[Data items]
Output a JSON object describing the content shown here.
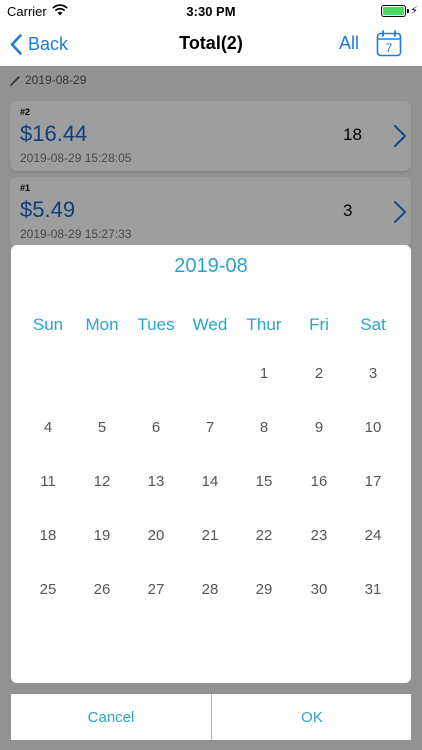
{
  "status_bar": {
    "carrier": "Carrier",
    "time": "3:30 PM",
    "wifi_icon": "wifi-icon",
    "battery_icon": "battery-icon",
    "charging_icon": "bolt-icon",
    "bolt_glyph": "⚡"
  },
  "nav": {
    "back_label": "Back",
    "title": "Total(2)",
    "all_label": "All",
    "calendar_day": "7",
    "calendar_icon": "calendar-icon"
  },
  "list": {
    "section_date": "2019-08-29",
    "section_icon": "magic-wand-icon",
    "items": [
      {
        "number": "#2",
        "amount": "$16.44",
        "timestamp": "2019-08-29 15:28:05",
        "count": "18"
      },
      {
        "number": "#1",
        "amount": "$5.49",
        "timestamp": "2019-08-29 15:27:33",
        "count": "3"
      }
    ]
  },
  "picker": {
    "month": "2019-08",
    "weekdays": [
      "Sun",
      "Mon",
      "Tues",
      "Wed",
      "Thur",
      "Fri",
      "Sat"
    ],
    "first_weekday_index": 4,
    "days": [
      "1",
      "2",
      "3",
      "4",
      "5",
      "6",
      "7",
      "8",
      "9",
      "10",
      "11",
      "12",
      "13",
      "14",
      "15",
      "16",
      "17",
      "18",
      "19",
      "20",
      "21",
      "22",
      "23",
      "24",
      "25",
      "26",
      "27",
      "28",
      "29",
      "30",
      "31"
    ],
    "cancel_label": "Cancel",
    "ok_label": "OK"
  },
  "colors": {
    "accent": "#2aa3c9",
    "link": "#1e7be0",
    "amount": "#1a67c8",
    "battery": "#4cd964"
  }
}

What to produce:
Your task is to return the entries above exactly, with no pictures.

Reply:
Output a JSON object describing the content shown here.
{
  "status_bar": {
    "carrier": "Carrier",
    "time": "3:30 PM",
    "wifi_icon": "wifi-icon",
    "battery_icon": "battery-icon",
    "charging_icon": "bolt-icon",
    "bolt_glyph": "⚡"
  },
  "nav": {
    "back_label": "Back",
    "title": "Total(2)",
    "all_label": "All",
    "calendar_day": "7",
    "calendar_icon": "calendar-icon"
  },
  "list": {
    "section_date": "2019-08-29",
    "section_icon": "magic-wand-icon",
    "items": [
      {
        "number": "#2",
        "amount": "$16.44",
        "timestamp": "2019-08-29 15:28:05",
        "count": "18"
      },
      {
        "number": "#1",
        "amount": "$5.49",
        "timestamp": "2019-08-29 15:27:33",
        "count": "3"
      }
    ]
  },
  "picker": {
    "month": "2019-08",
    "weekdays": [
      "Sun",
      "Mon",
      "Tues",
      "Wed",
      "Thur",
      "Fri",
      "Sat"
    ],
    "first_weekday_index": 4,
    "days": [
      "1",
      "2",
      "3",
      "4",
      "5",
      "6",
      "7",
      "8",
      "9",
      "10",
      "11",
      "12",
      "13",
      "14",
      "15",
      "16",
      "17",
      "18",
      "19",
      "20",
      "21",
      "22",
      "23",
      "24",
      "25",
      "26",
      "27",
      "28",
      "29",
      "30",
      "31"
    ],
    "cancel_label": "Cancel",
    "ok_label": "OK"
  },
  "colors": {
    "accent": "#2aa3c9",
    "link": "#1e7be0",
    "amount": "#1a67c8",
    "battery": "#4cd964"
  }
}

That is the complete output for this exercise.